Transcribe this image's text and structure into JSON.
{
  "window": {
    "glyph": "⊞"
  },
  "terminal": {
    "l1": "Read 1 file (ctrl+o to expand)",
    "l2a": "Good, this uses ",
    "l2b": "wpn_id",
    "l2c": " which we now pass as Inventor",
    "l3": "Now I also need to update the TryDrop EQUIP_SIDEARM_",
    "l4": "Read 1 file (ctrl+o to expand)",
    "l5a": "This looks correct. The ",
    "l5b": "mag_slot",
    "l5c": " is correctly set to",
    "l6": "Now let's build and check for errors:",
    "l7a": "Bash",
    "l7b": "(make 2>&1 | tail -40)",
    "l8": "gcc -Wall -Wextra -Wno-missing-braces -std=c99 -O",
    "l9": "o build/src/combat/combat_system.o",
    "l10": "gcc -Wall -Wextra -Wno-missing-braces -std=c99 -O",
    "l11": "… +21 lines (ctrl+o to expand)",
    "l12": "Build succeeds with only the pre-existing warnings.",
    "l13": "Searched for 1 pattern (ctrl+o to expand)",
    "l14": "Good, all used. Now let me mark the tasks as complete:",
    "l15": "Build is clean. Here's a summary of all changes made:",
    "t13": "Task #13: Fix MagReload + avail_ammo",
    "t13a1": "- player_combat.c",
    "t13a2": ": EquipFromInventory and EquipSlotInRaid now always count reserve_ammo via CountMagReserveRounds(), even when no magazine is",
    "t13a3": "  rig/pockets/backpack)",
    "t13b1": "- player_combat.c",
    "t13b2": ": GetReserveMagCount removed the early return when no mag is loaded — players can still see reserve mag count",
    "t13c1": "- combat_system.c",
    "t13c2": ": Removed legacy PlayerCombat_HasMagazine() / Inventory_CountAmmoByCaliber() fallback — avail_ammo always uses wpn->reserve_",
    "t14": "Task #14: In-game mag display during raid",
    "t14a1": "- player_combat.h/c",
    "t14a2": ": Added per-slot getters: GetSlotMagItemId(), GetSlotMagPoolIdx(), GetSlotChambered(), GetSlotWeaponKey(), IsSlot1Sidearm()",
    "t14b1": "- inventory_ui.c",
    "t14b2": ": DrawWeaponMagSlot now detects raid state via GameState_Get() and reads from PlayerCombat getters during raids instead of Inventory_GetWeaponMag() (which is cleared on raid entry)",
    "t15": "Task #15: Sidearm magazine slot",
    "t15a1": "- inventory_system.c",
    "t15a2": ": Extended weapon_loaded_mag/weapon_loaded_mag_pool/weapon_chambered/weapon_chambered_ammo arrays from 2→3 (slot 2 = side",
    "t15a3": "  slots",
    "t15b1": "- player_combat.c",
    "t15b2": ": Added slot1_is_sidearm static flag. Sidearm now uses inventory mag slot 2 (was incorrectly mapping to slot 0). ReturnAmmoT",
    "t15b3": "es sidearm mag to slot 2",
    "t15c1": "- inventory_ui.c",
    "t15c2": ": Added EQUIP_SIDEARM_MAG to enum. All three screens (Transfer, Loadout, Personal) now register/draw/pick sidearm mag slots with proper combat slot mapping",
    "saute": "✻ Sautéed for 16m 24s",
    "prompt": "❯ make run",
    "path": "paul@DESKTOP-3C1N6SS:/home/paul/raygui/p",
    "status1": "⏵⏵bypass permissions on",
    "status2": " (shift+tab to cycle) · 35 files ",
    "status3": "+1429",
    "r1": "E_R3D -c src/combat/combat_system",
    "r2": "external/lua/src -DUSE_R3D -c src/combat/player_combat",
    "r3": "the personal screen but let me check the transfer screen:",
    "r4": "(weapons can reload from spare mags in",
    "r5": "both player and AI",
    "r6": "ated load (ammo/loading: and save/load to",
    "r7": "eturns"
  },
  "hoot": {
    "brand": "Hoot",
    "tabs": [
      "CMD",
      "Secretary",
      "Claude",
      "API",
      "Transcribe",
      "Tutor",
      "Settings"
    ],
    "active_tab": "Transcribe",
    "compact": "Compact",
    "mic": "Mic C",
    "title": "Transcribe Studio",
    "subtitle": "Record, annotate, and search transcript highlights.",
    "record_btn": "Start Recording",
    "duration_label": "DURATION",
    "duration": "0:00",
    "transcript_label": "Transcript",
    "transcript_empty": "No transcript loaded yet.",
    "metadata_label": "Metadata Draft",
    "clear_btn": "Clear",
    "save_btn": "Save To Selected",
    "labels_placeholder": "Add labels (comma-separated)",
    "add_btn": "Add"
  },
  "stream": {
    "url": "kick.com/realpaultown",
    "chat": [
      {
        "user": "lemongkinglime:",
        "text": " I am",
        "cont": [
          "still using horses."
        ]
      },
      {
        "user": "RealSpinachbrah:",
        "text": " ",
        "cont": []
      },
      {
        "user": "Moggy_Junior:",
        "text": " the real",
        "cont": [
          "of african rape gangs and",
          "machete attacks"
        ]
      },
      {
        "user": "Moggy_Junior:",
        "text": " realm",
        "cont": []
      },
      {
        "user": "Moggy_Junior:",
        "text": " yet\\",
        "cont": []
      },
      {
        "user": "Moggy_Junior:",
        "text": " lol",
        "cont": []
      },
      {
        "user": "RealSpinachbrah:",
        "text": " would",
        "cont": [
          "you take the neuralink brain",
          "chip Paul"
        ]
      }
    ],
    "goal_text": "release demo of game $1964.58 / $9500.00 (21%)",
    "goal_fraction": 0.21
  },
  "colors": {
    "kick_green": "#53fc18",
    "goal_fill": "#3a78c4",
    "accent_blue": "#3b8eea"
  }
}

→ What you have to do:
Report how many lines in the listing include the word "during". Give nothing but the count.

→ Full output:
2